- Short problem: Show all lines of the listing that hold the word "content".

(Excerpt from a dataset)
☆ ☆ ☆ ☆ ☆
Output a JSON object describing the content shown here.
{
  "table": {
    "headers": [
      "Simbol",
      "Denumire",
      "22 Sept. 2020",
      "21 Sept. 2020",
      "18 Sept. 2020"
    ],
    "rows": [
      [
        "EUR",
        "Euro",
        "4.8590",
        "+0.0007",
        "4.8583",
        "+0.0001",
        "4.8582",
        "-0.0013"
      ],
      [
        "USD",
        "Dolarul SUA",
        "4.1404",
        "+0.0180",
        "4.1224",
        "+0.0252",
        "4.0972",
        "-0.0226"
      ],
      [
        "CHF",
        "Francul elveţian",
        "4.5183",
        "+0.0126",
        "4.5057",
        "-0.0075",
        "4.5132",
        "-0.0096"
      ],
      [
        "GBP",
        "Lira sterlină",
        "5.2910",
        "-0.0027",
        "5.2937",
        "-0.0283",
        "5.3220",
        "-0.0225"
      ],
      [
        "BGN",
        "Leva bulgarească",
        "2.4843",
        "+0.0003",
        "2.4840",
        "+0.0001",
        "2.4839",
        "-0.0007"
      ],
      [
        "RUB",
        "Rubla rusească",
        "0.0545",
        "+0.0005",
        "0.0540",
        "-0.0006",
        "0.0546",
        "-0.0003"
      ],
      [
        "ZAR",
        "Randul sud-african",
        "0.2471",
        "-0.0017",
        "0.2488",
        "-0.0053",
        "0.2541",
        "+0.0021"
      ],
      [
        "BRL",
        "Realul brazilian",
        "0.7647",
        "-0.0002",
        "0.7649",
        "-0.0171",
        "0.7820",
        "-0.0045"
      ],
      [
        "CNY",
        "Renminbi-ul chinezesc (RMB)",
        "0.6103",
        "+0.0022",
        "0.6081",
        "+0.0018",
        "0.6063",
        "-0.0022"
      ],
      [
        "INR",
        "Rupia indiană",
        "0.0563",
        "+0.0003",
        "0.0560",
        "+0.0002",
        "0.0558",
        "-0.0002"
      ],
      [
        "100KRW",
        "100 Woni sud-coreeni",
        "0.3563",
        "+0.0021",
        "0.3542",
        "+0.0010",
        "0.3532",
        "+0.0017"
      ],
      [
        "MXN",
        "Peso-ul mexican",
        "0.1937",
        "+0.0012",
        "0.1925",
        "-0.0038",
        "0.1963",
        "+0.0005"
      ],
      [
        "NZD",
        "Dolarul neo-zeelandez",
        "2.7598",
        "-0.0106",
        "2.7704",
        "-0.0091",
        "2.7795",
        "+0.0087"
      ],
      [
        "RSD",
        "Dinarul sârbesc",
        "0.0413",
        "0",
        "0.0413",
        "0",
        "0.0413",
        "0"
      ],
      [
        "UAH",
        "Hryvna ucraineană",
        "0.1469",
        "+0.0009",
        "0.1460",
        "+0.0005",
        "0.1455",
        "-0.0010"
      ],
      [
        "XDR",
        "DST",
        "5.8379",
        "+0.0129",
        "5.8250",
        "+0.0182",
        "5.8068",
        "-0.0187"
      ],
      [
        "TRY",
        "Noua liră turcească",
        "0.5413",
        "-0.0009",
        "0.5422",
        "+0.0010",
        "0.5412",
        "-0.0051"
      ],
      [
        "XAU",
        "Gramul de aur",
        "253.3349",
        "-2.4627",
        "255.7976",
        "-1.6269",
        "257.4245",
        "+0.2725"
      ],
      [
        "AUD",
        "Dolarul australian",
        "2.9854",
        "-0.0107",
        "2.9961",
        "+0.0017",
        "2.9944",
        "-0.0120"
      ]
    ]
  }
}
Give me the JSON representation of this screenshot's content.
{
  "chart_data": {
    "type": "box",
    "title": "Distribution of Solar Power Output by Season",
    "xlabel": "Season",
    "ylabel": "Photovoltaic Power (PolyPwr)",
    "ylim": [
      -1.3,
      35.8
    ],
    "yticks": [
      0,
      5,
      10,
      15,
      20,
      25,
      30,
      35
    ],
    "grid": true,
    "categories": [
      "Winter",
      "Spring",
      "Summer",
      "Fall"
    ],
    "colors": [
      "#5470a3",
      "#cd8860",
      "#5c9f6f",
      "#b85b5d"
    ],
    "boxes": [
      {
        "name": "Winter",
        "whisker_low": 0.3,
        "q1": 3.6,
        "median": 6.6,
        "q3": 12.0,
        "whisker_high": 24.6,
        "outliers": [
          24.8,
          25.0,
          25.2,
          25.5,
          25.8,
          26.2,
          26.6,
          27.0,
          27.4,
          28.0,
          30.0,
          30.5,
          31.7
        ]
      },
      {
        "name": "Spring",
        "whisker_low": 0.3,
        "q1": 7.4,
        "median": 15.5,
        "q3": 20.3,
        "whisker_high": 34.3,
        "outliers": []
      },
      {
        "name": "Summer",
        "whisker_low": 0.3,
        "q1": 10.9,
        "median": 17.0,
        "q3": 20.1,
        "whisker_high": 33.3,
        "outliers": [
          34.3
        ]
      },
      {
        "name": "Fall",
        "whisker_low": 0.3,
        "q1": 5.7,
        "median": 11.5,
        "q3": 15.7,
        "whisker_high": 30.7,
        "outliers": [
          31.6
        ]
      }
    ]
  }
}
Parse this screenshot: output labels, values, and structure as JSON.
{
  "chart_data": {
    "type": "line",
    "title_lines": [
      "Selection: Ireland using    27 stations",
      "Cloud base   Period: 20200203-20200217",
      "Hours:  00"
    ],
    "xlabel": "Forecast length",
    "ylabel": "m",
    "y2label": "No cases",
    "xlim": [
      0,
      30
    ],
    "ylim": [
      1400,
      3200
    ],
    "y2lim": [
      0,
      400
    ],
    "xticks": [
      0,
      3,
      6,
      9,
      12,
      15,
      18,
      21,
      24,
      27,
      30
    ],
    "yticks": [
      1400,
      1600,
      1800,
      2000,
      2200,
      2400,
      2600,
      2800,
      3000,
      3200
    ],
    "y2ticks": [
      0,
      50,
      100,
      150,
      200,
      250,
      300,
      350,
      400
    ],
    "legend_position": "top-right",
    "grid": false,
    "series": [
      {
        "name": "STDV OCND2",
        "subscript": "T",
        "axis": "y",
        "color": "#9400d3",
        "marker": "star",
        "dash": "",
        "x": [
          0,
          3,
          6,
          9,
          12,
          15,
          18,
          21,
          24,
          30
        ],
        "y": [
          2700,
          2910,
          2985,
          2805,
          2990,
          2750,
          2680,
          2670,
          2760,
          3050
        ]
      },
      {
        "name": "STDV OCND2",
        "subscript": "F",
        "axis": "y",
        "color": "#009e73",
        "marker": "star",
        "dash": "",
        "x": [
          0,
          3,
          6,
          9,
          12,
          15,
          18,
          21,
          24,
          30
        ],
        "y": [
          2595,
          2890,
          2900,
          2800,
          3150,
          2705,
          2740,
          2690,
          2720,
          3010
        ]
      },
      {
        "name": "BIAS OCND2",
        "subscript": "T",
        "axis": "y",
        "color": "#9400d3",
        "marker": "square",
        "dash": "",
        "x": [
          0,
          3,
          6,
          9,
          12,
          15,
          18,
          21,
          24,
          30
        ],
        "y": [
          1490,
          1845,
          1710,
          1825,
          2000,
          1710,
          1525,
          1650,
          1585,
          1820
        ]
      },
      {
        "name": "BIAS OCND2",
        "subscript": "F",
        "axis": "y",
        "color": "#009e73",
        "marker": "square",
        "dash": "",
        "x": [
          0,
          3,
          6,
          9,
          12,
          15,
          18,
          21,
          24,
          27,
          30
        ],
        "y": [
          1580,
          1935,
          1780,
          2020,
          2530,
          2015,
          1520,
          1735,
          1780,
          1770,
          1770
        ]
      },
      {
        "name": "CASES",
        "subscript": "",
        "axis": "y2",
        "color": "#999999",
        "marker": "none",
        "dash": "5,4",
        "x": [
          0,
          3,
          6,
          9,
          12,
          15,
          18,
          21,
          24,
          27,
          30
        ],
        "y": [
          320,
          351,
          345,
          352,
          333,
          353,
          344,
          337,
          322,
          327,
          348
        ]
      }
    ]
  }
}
☆ ☆ ☆ ☆ ☆
- Final answer:
Output a JSON object describing the content shown here.
Give me the JSON representation of this screenshot's content.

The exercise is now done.